*Written exercise:* Set down the material once more, exactly as it appears.

*Given records:*
================================
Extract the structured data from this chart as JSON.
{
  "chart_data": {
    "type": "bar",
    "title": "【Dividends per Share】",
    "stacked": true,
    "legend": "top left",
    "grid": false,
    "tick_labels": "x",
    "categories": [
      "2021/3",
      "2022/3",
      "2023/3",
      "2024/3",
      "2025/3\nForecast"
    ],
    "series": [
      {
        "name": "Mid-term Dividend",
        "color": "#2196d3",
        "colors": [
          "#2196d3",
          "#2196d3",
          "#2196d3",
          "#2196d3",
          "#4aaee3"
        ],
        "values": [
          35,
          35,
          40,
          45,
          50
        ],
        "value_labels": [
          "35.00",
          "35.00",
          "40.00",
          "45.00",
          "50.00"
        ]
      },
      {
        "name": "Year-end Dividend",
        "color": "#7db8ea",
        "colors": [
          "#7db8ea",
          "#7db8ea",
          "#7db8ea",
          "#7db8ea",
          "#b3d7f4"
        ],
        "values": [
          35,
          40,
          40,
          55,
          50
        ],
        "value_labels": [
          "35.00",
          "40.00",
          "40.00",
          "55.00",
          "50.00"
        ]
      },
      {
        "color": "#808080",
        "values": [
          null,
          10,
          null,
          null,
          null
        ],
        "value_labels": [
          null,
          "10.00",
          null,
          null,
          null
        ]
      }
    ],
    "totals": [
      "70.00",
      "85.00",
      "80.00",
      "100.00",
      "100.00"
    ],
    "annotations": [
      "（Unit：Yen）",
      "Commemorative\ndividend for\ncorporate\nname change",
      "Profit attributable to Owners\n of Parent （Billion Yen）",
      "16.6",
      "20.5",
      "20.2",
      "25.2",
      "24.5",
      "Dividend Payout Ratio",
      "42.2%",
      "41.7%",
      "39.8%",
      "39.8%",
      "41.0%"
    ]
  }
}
================================
*Output of the exercise:*
Extract the structured data from this chart as JSON.
{
  "chart_data": {
    "type": "bar",
    "title": "【Dividends per Share】",
    "stacked": true,
    "legend": "top left",
    "grid": false,
    "tick_labels": "x",
    "categories": [
      "2021/3",
      "2022/3",
      "2023/3",
      "2024/3",
      "2025/3\nForecast"
    ],
    "series": [
      {
        "name": "Mid-term Dividend",
        "color": "#2196d3",
        "colors": [
          "#2196d3",
          "#2196d3",
          "#2196d3",
          "#2196d3",
          "#4aaee3"
        ],
        "values": [
          35,
          35,
          40,
          45,
          50
        ],
        "value_labels": [
          "35.00",
          "35.00",
          "40.00",
          "45.00",
          "50.00"
        ]
      },
      {
        "name": "Year-end Dividend",
        "color": "#7db8ea",
        "colors": [
          "#7db8ea",
          "#7db8ea",
          "#7db8ea",
          "#7db8ea",
          "#b3d7f4"
        ],
        "values": [
          35,
          40,
          40,
          55,
          50
        ],
        "value_labels": [
          "35.00",
          "40.00",
          "40.00",
          "55.00",
          "50.00"
        ]
      },
      {
        "color": "#808080",
        "values": [
          null,
          10,
          null,
          null,
          null
        ],
        "value_labels": [
          null,
          "10.00",
          null,
          null,
          null
        ]
      }
    ],
    "totals": [
      "70.00",
      "85.00",
      "80.00",
      "100.00",
      "100.00"
    ],
    "annotations": [
      "（Unit：Yen）",
      "Commemorative\ndividend for\ncorporate\nname change",
      "Profit attributable to Owners\n of Parent （Billion Yen）",
      "16.6",
      "20.5",
      "20.2",
      "25.2",
      "24.5",
      "Dividend Payout Ratio",
      "42.2%",
      "41.7%",
      "39.8%",
      "39.8%",
      "41.0%"
    ]
  }
}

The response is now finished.